Do this
Read through the entries below and return each line with the word "date".

===== Input records

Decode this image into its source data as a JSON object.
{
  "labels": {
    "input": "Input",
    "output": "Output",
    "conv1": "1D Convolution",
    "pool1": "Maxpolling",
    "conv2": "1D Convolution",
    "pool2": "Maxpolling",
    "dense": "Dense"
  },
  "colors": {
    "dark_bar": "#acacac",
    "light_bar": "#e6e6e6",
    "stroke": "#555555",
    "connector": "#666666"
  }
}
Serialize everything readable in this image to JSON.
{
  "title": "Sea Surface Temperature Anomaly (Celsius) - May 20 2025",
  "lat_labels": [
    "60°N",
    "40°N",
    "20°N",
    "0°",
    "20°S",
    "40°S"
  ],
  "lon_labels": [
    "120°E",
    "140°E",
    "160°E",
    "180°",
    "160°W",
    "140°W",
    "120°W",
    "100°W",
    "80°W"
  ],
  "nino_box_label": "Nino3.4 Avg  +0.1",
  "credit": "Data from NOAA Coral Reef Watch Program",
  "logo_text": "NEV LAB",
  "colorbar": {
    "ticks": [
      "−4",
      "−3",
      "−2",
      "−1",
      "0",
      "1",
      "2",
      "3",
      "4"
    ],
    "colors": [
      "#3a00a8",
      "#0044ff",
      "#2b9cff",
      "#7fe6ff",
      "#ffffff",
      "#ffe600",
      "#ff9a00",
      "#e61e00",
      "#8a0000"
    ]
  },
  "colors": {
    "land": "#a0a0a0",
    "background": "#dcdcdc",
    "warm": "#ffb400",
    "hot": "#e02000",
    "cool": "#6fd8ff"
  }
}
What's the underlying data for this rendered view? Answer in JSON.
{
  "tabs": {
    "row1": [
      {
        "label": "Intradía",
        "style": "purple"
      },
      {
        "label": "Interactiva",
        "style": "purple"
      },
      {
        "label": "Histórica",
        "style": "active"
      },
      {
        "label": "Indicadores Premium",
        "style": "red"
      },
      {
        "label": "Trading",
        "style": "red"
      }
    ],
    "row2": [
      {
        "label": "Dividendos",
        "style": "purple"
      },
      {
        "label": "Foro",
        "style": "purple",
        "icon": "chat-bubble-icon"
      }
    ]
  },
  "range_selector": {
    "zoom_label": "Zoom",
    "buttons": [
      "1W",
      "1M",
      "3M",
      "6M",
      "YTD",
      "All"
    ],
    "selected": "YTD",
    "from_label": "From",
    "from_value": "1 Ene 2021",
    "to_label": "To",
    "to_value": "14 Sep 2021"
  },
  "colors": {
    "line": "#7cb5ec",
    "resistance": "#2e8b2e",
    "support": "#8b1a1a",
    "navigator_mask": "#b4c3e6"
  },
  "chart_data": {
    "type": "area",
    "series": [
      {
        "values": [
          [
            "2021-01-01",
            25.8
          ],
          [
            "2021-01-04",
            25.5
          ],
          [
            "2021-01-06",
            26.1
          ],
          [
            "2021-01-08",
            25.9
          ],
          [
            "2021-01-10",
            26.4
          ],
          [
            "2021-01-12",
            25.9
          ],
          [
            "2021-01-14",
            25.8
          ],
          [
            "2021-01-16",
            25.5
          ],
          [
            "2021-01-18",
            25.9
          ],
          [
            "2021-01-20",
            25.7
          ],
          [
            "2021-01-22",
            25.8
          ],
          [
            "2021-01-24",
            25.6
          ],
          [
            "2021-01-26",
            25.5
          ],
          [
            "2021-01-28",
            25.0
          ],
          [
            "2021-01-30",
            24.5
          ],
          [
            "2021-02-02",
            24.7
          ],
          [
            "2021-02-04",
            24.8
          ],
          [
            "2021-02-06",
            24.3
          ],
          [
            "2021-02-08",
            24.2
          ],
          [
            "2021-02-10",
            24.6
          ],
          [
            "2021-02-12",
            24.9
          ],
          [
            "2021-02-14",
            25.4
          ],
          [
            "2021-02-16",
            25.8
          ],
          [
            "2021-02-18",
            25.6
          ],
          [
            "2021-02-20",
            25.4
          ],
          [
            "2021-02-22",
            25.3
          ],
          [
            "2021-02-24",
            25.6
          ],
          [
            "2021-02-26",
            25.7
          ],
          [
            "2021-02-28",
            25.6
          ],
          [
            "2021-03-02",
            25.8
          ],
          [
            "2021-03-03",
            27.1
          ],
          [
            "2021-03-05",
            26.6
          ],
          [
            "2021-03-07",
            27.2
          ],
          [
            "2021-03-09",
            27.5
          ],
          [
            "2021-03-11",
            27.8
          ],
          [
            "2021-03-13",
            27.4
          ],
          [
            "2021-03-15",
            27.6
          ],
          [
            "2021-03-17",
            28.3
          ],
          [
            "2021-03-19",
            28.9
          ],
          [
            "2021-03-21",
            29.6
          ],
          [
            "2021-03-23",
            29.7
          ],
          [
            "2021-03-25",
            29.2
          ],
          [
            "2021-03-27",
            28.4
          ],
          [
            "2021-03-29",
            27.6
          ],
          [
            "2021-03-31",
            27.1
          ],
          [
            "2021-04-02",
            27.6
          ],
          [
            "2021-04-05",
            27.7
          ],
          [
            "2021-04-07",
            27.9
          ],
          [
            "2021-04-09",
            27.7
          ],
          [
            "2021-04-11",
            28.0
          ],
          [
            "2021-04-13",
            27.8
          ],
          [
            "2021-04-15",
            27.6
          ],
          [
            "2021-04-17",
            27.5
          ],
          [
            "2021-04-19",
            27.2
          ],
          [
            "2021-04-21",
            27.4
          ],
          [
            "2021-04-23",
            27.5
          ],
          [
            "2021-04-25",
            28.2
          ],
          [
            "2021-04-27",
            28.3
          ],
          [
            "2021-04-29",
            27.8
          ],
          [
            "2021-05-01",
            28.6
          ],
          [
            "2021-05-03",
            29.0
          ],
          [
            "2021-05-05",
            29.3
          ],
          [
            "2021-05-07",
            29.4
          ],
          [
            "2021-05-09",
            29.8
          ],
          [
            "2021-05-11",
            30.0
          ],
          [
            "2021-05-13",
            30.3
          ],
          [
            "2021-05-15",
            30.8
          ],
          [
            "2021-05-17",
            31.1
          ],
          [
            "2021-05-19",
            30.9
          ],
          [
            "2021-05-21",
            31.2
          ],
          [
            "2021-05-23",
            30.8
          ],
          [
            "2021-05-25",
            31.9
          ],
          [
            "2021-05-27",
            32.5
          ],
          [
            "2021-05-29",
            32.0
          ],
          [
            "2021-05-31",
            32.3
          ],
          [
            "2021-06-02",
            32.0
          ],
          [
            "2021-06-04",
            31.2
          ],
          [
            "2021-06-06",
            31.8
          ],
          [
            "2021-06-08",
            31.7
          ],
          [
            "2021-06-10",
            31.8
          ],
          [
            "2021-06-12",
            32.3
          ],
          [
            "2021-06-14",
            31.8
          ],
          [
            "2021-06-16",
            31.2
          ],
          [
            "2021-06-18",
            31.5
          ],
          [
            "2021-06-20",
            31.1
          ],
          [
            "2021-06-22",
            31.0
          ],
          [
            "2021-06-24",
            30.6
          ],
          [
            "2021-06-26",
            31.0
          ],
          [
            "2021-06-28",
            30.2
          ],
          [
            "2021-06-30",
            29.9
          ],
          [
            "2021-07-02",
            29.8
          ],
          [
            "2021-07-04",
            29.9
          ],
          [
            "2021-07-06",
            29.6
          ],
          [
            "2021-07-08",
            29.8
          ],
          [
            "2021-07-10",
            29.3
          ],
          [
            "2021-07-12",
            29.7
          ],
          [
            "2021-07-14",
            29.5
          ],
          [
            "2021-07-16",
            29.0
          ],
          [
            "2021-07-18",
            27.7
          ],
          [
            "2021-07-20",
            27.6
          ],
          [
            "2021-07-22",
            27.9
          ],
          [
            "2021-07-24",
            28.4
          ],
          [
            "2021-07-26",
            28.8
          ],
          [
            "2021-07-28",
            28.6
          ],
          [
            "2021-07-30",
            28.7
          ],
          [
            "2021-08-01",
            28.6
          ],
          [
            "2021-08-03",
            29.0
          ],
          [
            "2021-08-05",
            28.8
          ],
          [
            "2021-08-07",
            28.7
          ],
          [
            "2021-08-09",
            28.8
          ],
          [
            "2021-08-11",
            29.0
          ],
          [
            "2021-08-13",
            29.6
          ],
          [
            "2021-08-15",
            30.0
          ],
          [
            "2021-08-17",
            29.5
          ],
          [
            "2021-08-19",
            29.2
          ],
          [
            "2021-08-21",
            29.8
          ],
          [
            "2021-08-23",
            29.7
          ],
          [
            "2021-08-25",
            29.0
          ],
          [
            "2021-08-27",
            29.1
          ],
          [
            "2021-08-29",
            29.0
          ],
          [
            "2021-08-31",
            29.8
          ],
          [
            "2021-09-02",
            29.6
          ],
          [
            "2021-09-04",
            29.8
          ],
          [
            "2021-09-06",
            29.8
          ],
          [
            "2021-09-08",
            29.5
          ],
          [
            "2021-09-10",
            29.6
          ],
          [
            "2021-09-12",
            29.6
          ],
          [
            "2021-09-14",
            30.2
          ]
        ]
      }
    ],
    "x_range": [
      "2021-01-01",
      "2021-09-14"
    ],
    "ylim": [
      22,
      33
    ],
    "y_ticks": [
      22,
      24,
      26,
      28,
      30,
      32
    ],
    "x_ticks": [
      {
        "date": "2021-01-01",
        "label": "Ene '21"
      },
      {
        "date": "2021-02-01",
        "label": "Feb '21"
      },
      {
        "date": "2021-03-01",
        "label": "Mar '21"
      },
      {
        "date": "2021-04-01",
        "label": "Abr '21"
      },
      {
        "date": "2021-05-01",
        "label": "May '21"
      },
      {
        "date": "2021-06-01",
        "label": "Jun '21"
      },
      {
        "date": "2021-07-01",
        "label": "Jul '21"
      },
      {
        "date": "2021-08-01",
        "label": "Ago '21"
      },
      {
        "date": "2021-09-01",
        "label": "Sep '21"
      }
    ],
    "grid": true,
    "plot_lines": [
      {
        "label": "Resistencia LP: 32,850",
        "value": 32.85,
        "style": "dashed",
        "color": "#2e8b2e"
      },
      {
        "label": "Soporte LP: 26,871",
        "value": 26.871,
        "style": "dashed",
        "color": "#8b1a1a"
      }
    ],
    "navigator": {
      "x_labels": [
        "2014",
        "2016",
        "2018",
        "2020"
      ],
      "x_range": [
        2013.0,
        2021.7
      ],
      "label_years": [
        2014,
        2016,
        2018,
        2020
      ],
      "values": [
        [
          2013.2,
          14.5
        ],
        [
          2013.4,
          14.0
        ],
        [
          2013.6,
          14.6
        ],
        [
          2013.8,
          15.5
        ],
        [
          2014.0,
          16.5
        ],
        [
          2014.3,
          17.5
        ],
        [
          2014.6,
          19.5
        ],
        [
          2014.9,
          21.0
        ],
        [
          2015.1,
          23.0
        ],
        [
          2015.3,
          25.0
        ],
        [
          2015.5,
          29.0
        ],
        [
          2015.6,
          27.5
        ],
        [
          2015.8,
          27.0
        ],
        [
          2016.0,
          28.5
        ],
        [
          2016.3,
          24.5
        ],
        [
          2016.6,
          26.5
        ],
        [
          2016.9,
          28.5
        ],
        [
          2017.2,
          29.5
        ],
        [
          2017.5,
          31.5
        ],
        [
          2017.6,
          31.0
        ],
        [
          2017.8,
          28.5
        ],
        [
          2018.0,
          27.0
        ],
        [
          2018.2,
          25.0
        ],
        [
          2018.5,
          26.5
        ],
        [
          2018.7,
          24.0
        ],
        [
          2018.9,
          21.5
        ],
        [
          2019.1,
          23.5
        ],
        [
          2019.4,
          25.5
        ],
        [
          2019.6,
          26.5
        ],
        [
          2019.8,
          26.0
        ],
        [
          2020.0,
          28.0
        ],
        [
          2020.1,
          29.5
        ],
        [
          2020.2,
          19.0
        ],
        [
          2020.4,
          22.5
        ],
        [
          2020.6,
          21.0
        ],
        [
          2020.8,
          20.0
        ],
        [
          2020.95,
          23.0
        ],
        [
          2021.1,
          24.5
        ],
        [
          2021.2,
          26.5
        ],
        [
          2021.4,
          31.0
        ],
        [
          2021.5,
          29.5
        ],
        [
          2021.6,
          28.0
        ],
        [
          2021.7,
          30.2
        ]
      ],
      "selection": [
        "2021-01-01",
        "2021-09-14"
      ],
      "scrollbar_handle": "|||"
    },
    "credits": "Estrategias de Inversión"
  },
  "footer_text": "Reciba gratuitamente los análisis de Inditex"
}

==========

Solution to the exercise
        "date": "2021-01-01",
        "date": "2021-02-01",
        "date": "2021-03-01",
        "date": "2021-04-01",
        "date": "2021-05-01",
        "date": "2021-06-01",
        "date": "2021-07-01",
        "date": "2021-08-01",
        "date": "2021-09-01",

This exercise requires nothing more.